__INSTRUCTIONS TO FOLLOW__. Set down the material once more, exactly as it appears.

__RAW RECORDS__.
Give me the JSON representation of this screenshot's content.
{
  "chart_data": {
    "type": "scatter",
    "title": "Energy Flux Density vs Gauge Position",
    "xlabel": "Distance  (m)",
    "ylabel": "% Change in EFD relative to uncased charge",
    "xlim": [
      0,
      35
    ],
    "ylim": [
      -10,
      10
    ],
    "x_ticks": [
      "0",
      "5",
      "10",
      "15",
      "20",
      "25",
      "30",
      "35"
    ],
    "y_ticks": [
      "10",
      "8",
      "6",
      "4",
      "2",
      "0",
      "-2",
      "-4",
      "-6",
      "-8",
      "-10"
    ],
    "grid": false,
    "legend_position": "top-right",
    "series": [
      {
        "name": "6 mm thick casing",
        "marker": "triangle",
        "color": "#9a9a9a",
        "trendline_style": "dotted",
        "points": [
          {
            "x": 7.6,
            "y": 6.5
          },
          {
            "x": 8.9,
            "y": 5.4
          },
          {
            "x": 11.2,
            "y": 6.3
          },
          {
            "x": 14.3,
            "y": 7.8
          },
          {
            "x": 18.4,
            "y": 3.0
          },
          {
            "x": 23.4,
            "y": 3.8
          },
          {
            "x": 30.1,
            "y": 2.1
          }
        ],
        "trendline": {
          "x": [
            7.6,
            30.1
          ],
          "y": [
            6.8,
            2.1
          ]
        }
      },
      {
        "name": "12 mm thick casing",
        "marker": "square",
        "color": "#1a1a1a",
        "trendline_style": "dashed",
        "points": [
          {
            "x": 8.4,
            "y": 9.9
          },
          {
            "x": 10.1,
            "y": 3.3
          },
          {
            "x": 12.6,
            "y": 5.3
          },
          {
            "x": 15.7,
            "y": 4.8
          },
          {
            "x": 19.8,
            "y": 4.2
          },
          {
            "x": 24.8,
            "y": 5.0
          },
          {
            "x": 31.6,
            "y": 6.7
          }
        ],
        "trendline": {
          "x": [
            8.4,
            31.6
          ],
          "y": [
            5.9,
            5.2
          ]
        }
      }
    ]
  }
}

__TASK RESULT__.
Give me the JSON representation of this screenshot's content.
{
  "chart_data": {
    "type": "scatter",
    "title": "Energy Flux Density vs Gauge Position",
    "xlabel": "Distance  (m)",
    "ylabel": "% Change in EFD relative to uncased charge",
    "xlim": [
      0,
      35
    ],
    "ylim": [
      -10,
      10
    ],
    "x_ticks": [
      "0",
      "5",
      "10",
      "15",
      "20",
      "25",
      "30",
      "35"
    ],
    "y_ticks": [
      "10",
      "8",
      "6",
      "4",
      "2",
      "0",
      "-2",
      "-4",
      "-6",
      "-8",
      "-10"
    ],
    "grid": false,
    "legend_position": "top-right",
    "series": [
      {
        "name": "6 mm thick casing",
        "marker": "triangle",
        "color": "#9a9a9a",
        "trendline_style": "dotted",
        "points": [
          {
            "x": 7.6,
            "y": 6.5
          },
          {
            "x": 8.9,
            "y": 5.4
          },
          {
            "x": 11.2,
            "y": 6.3
          },
          {
            "x": 14.3,
            "y": 7.8
          },
          {
            "x": 18.4,
            "y": 3.0
          },
          {
            "x": 23.4,
            "y": 3.8
          },
          {
            "x": 30.1,
            "y": 2.1
          }
        ],
        "trendline": {
          "x": [
            7.6,
            30.1
          ],
          "y": [
            6.8,
            2.1
          ]
        }
      },
      {
        "name": "12 mm thick casing",
        "marker": "square",
        "color": "#1a1a1a",
        "trendline_style": "dashed",
        "points": [
          {
            "x": 8.4,
            "y": 9.9
          },
          {
            "x": 10.1,
            "y": 3.3
          },
          {
            "x": 12.6,
            "y": 5.3
          },
          {
            "x": 15.7,
            "y": 4.8
          },
          {
            "x": 19.8,
            "y": 4.2
          },
          {
            "x": 24.8,
            "y": 5.0
          },
          {
            "x": 31.6,
            "y": 6.7
          }
        ],
        "trendline": {
          "x": [
            8.4,
            31.6
          ],
          "y": [
            5.9,
            5.2
          ]
        }
      }
    ]
  }
}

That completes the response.